▽
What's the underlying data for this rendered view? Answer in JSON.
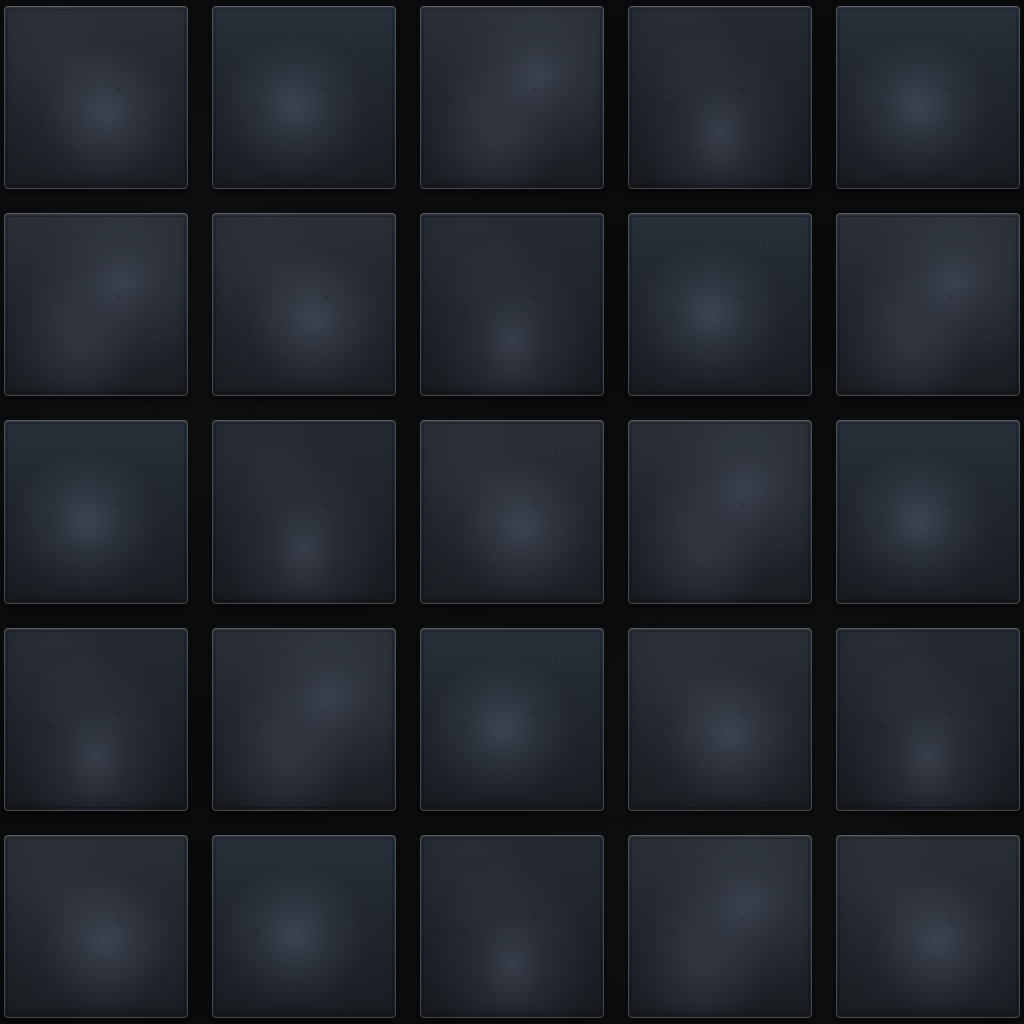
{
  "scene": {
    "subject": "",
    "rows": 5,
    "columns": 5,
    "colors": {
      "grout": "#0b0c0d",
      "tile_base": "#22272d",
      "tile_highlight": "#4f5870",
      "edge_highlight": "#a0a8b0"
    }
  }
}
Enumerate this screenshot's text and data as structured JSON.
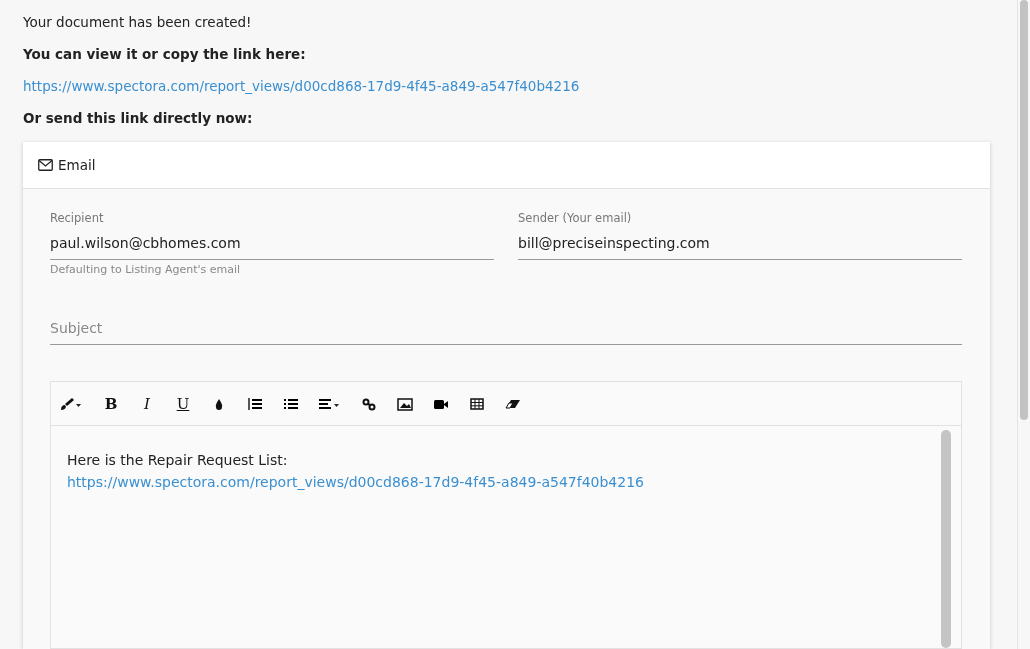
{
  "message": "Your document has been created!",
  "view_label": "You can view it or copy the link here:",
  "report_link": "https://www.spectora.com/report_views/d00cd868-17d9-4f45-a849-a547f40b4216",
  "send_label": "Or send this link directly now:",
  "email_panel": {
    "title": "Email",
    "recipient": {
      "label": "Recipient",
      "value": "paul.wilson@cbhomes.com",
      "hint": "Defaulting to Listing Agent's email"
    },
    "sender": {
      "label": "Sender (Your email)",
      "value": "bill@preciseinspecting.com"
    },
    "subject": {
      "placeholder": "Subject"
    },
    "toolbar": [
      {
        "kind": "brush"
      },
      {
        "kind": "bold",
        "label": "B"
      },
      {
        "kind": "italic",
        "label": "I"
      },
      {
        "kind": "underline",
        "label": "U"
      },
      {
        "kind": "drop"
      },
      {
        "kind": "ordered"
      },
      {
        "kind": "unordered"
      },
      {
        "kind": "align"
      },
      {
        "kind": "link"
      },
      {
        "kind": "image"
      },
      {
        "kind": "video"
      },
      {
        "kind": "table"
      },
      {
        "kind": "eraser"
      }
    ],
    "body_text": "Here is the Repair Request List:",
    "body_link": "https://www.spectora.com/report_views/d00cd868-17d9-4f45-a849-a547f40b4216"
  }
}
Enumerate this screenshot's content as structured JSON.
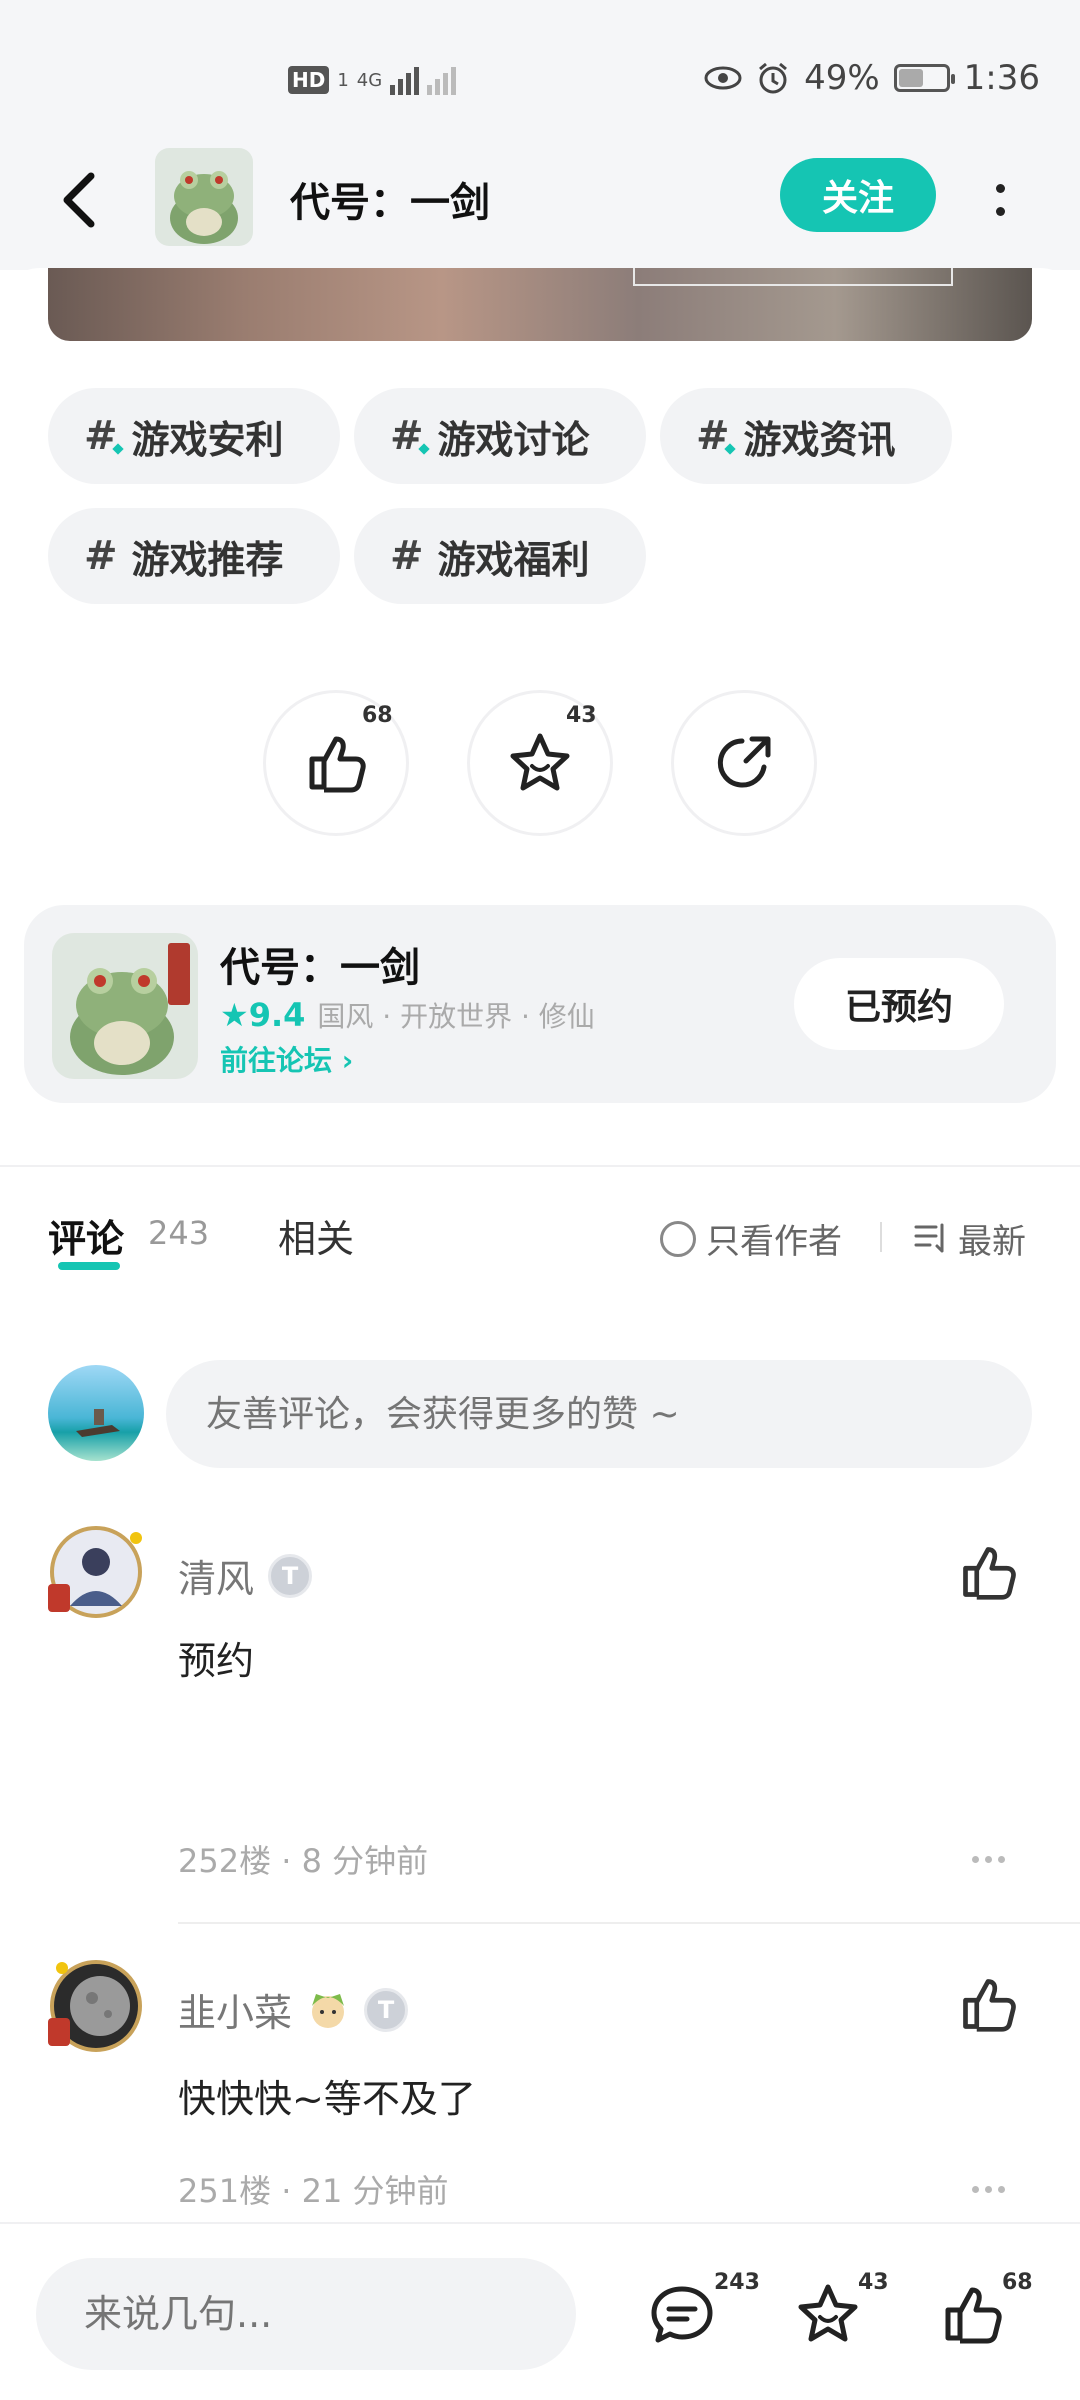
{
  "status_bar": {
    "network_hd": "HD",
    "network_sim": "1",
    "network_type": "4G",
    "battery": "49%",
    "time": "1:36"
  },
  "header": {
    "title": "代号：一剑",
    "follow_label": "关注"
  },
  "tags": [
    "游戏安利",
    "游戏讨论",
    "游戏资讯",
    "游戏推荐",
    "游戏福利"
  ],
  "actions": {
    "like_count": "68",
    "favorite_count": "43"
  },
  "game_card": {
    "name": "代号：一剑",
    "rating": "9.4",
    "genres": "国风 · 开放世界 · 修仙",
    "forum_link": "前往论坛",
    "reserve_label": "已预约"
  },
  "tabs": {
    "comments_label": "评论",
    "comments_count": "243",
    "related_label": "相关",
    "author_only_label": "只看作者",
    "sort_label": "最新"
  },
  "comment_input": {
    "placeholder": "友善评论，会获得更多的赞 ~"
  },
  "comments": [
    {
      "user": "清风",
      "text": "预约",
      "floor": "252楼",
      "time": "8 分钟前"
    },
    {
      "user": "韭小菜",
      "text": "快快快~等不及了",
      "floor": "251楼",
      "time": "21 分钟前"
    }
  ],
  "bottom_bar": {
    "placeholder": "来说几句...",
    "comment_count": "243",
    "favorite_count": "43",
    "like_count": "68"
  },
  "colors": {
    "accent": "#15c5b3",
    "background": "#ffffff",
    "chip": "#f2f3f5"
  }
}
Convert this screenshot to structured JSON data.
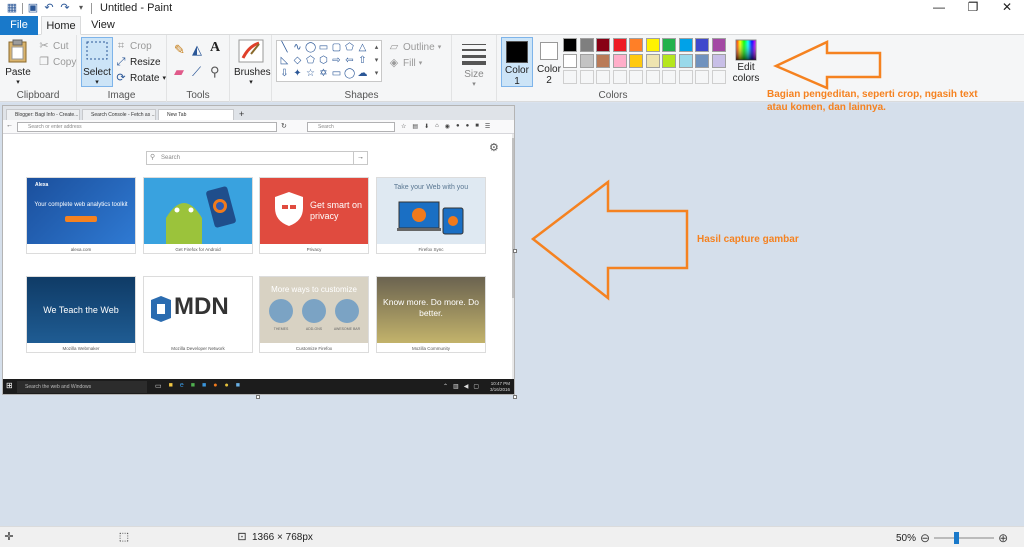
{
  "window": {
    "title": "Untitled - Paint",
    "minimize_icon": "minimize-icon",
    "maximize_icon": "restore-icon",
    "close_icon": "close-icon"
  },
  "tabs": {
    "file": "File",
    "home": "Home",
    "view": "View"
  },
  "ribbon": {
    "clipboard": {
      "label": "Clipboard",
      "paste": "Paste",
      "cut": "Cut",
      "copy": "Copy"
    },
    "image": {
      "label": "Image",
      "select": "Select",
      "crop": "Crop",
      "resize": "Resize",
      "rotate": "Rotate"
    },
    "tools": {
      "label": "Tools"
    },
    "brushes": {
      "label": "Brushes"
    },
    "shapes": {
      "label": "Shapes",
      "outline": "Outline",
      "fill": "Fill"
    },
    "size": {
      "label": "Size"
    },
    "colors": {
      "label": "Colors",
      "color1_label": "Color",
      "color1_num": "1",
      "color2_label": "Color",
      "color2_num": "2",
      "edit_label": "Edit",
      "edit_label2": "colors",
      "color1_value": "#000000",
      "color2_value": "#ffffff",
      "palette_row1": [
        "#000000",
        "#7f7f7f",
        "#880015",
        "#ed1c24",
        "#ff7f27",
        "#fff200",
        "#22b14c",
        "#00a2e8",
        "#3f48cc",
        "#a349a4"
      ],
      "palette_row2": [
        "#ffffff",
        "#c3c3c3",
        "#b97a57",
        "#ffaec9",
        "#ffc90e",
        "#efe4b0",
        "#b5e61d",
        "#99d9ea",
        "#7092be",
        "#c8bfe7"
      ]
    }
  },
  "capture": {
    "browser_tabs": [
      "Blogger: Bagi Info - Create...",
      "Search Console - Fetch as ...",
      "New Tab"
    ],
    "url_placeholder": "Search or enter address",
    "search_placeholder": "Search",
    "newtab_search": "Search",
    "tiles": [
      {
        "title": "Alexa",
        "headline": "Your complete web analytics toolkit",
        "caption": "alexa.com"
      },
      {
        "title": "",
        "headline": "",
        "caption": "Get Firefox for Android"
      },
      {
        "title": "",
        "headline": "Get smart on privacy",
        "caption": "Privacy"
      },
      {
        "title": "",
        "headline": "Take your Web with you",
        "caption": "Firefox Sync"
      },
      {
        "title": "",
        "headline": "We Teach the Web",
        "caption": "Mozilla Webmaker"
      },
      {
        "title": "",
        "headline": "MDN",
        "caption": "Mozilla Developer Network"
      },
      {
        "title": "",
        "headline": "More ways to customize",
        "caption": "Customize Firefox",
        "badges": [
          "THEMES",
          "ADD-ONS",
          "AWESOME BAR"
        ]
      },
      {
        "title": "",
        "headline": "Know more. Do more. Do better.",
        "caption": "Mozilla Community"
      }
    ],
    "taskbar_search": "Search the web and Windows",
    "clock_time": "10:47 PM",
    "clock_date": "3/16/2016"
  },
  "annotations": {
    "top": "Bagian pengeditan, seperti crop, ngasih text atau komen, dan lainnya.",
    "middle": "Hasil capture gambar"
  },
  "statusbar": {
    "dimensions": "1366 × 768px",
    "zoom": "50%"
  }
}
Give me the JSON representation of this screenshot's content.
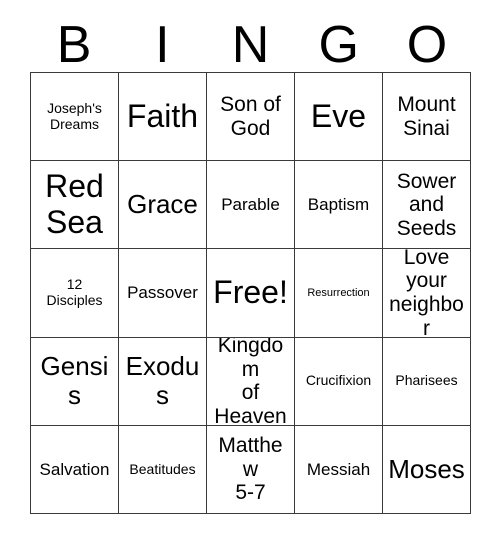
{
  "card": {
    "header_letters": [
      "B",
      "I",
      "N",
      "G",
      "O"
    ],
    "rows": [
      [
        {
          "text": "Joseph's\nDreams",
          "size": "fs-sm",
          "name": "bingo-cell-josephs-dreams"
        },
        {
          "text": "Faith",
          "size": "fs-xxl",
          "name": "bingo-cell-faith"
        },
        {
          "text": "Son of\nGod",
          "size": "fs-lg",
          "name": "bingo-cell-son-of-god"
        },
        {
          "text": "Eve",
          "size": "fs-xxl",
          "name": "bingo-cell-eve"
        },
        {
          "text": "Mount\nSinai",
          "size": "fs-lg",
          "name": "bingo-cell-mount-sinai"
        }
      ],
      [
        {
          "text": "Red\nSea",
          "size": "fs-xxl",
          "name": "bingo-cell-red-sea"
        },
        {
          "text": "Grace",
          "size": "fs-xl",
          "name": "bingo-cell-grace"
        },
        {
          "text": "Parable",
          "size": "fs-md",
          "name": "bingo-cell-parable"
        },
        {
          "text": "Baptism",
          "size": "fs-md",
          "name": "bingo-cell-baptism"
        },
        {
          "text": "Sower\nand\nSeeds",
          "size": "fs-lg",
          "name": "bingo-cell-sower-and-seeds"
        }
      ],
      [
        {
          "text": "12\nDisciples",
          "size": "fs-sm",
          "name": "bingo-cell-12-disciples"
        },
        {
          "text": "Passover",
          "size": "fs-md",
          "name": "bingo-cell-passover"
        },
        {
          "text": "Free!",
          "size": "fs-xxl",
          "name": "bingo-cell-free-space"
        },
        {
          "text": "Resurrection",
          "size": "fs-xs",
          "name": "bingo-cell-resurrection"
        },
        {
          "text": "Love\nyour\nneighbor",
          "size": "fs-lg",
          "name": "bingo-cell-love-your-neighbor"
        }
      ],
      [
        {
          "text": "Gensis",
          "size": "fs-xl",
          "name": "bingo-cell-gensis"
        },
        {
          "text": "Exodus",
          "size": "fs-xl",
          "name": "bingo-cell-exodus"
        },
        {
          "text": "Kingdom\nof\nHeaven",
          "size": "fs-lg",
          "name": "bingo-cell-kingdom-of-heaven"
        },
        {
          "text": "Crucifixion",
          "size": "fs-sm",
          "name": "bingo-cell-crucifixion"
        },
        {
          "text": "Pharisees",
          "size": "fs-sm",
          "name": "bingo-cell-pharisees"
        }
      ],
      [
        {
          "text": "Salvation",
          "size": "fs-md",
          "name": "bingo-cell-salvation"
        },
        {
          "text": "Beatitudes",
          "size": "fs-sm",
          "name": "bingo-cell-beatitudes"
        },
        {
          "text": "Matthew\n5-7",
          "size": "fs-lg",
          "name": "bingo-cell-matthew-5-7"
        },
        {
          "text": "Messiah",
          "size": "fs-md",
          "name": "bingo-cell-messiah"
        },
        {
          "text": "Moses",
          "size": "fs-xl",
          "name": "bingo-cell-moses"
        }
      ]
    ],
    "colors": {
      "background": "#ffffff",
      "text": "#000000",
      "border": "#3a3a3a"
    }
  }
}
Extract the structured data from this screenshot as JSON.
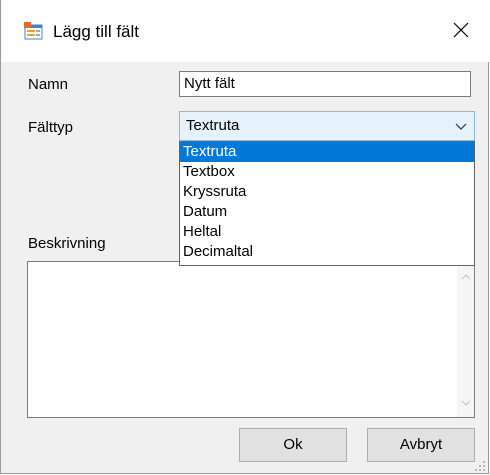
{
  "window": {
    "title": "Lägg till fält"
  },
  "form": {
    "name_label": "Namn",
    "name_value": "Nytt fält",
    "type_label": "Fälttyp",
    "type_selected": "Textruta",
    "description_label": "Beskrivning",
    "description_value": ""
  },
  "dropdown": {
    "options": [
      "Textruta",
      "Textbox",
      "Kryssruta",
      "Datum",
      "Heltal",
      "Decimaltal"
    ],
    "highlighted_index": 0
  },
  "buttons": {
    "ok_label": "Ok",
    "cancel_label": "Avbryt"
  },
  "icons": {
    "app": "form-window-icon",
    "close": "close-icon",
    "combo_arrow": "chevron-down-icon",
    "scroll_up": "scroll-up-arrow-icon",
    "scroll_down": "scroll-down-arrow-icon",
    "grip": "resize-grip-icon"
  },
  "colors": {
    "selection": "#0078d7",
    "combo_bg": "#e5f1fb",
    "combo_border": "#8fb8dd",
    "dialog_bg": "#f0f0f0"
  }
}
△
[Problem statement] Output only the lines from the line that contains "Extract the structured" through the end of the material, both ends included, and skip every picture.

[Correct result]
Extract the structured data from this screenshot as JSON.
{
  "window": {
    "title": "Lägg till fält"
  },
  "form": {
    "name_label": "Namn",
    "name_value": "Nytt fält",
    "type_label": "Fälttyp",
    "type_selected": "Textruta",
    "description_label": "Beskrivning",
    "description_value": ""
  },
  "dropdown": {
    "options": [
      "Textruta",
      "Textbox",
      "Kryssruta",
      "Datum",
      "Heltal",
      "Decimaltal"
    ],
    "highlighted_index": 0
  },
  "buttons": {
    "ok_label": "Ok",
    "cancel_label": "Avbryt"
  },
  "icons": {
    "app": "form-window-icon",
    "close": "close-icon",
    "combo_arrow": "chevron-down-icon",
    "scroll_up": "scroll-up-arrow-icon",
    "scroll_down": "scroll-down-arrow-icon",
    "grip": "resize-grip-icon"
  },
  "colors": {
    "selection": "#0078d7",
    "combo_bg": "#e5f1fb",
    "combo_border": "#8fb8dd",
    "dialog_bg": "#f0f0f0"
  }
}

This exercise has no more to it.